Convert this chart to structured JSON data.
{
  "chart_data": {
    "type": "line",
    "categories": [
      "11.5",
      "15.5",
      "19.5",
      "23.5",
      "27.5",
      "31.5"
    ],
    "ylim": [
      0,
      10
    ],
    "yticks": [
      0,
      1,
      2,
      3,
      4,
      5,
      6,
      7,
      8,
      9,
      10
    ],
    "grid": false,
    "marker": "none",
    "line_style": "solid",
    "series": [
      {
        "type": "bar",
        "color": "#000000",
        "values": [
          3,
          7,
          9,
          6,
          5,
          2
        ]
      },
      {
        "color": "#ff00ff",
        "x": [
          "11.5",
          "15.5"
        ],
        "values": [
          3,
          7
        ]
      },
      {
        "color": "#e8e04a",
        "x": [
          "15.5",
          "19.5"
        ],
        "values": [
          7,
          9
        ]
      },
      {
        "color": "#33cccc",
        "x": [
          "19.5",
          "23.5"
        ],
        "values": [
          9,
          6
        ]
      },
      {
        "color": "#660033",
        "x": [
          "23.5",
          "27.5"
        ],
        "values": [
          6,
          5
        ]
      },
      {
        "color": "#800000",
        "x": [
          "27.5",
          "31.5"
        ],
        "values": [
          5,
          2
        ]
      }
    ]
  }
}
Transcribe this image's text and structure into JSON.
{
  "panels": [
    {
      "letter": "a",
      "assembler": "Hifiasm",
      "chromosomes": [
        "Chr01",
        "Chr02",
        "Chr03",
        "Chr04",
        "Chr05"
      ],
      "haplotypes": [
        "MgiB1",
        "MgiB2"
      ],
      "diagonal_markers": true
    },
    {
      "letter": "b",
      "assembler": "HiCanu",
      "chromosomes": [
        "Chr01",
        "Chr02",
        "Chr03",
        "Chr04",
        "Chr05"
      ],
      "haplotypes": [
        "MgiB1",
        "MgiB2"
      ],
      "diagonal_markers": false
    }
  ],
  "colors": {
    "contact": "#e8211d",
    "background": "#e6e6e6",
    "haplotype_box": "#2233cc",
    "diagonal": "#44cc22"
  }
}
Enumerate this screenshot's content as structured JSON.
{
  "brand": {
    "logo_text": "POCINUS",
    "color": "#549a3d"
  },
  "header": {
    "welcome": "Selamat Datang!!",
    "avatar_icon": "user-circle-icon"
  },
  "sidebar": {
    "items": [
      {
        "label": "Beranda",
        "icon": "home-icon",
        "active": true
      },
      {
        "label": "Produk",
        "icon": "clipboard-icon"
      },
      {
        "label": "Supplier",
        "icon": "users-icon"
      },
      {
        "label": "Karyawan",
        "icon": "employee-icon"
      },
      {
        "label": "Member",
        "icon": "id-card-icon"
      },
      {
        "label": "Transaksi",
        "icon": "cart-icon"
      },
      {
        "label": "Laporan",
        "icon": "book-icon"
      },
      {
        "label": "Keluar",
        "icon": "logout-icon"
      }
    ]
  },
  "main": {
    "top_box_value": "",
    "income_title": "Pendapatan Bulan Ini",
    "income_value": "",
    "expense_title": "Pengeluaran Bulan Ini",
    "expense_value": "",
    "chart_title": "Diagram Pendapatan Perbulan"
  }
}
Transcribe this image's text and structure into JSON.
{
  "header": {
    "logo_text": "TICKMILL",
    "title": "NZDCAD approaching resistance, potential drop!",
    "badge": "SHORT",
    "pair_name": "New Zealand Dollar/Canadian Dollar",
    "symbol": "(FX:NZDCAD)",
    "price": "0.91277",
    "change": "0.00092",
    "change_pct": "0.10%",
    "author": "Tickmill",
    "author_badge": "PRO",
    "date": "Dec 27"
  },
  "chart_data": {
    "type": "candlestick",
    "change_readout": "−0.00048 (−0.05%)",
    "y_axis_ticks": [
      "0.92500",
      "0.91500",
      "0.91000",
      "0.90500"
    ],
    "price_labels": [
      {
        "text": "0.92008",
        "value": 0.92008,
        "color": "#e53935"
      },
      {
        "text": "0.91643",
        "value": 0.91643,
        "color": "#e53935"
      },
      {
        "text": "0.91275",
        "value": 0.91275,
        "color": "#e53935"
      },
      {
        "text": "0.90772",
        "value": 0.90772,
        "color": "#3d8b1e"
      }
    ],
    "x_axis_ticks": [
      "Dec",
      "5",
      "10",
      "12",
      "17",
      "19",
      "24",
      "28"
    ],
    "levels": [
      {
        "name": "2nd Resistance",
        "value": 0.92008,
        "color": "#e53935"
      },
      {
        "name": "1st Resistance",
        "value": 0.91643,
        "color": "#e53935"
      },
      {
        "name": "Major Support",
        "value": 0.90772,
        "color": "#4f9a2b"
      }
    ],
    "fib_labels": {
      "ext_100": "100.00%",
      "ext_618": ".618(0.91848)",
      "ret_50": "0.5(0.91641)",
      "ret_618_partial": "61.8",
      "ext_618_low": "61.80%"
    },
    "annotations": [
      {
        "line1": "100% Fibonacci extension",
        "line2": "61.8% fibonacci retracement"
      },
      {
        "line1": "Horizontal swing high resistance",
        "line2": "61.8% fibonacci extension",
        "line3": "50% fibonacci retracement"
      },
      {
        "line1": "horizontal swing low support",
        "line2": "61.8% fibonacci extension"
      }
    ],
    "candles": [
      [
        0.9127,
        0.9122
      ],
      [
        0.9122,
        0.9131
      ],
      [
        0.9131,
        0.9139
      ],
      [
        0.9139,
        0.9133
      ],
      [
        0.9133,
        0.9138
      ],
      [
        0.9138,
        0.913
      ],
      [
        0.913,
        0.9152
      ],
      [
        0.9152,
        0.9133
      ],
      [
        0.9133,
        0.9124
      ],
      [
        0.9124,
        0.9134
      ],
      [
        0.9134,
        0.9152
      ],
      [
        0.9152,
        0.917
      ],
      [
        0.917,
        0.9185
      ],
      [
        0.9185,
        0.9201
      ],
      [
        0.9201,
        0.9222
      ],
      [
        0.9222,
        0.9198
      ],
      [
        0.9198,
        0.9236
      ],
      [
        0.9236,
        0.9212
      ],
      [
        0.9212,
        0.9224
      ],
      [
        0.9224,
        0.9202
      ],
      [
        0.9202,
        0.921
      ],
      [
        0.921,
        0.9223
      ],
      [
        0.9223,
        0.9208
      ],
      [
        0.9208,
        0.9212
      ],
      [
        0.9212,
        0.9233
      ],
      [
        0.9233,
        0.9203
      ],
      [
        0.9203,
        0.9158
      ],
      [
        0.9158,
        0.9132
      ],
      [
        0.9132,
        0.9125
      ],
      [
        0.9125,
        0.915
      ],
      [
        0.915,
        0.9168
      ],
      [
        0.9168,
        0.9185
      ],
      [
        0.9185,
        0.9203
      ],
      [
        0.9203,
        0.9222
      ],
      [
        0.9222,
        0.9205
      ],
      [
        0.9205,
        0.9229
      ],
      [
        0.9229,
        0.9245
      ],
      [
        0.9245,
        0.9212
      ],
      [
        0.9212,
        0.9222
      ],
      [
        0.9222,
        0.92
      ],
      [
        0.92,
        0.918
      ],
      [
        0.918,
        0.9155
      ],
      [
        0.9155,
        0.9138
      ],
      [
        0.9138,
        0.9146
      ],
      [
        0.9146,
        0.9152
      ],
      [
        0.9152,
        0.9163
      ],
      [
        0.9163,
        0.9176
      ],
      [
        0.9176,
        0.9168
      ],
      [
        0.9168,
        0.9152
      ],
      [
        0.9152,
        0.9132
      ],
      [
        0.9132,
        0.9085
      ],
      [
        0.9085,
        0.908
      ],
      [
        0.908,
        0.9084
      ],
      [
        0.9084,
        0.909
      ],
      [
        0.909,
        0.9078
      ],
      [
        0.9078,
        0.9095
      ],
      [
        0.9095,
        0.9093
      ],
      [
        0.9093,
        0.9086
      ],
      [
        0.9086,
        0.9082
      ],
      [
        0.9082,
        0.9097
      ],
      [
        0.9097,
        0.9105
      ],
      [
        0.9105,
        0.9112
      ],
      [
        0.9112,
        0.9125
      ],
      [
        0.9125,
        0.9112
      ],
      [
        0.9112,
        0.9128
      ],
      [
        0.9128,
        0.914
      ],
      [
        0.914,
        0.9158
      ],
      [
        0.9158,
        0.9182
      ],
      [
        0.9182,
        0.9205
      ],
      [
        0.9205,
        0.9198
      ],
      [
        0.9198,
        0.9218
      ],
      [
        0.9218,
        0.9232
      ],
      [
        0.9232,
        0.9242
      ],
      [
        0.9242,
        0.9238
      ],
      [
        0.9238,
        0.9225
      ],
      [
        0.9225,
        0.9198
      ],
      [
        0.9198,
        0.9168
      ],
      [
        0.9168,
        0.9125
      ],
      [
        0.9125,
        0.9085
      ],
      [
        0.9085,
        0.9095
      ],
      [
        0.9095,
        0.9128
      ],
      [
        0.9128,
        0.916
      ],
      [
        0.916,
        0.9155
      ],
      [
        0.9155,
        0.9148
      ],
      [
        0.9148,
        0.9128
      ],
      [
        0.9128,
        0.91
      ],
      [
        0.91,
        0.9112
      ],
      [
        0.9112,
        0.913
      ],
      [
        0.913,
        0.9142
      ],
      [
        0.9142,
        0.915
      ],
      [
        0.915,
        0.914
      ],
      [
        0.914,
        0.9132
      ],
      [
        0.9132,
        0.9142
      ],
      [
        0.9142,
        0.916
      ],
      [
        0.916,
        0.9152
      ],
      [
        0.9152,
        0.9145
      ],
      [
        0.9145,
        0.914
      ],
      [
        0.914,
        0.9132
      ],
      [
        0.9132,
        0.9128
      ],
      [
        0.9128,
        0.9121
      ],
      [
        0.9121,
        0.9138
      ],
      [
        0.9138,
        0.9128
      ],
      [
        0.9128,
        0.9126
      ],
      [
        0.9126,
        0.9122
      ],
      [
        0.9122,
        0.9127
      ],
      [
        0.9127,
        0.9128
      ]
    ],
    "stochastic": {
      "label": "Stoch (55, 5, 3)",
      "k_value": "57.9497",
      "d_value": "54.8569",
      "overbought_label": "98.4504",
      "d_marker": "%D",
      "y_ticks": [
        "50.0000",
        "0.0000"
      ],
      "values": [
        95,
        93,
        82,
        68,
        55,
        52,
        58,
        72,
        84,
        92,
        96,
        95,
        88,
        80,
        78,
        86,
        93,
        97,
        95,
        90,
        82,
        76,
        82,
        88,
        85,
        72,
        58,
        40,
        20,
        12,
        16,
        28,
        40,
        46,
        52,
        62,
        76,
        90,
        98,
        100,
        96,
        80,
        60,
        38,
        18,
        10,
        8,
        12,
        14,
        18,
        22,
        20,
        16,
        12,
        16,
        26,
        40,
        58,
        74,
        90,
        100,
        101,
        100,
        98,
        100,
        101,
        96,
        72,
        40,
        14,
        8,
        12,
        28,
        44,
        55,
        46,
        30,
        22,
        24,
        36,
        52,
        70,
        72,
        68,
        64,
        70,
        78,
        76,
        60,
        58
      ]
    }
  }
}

WRITTEN EXERCISE ▸ In the records above, find the lines containing "icon" and copy them.

OUTPUT OF THE EXERCISE ▸
    "avatar_icon": "user-circle-icon"
        "icon": "home-icon",
        "icon": "clipboard-icon"
        "icon": "users-icon"
        "icon": "employee-icon"
        "icon": "id-card-icon"
        "icon": "cart-icon"
        "icon": "book-icon"
        "icon": "logout-icon"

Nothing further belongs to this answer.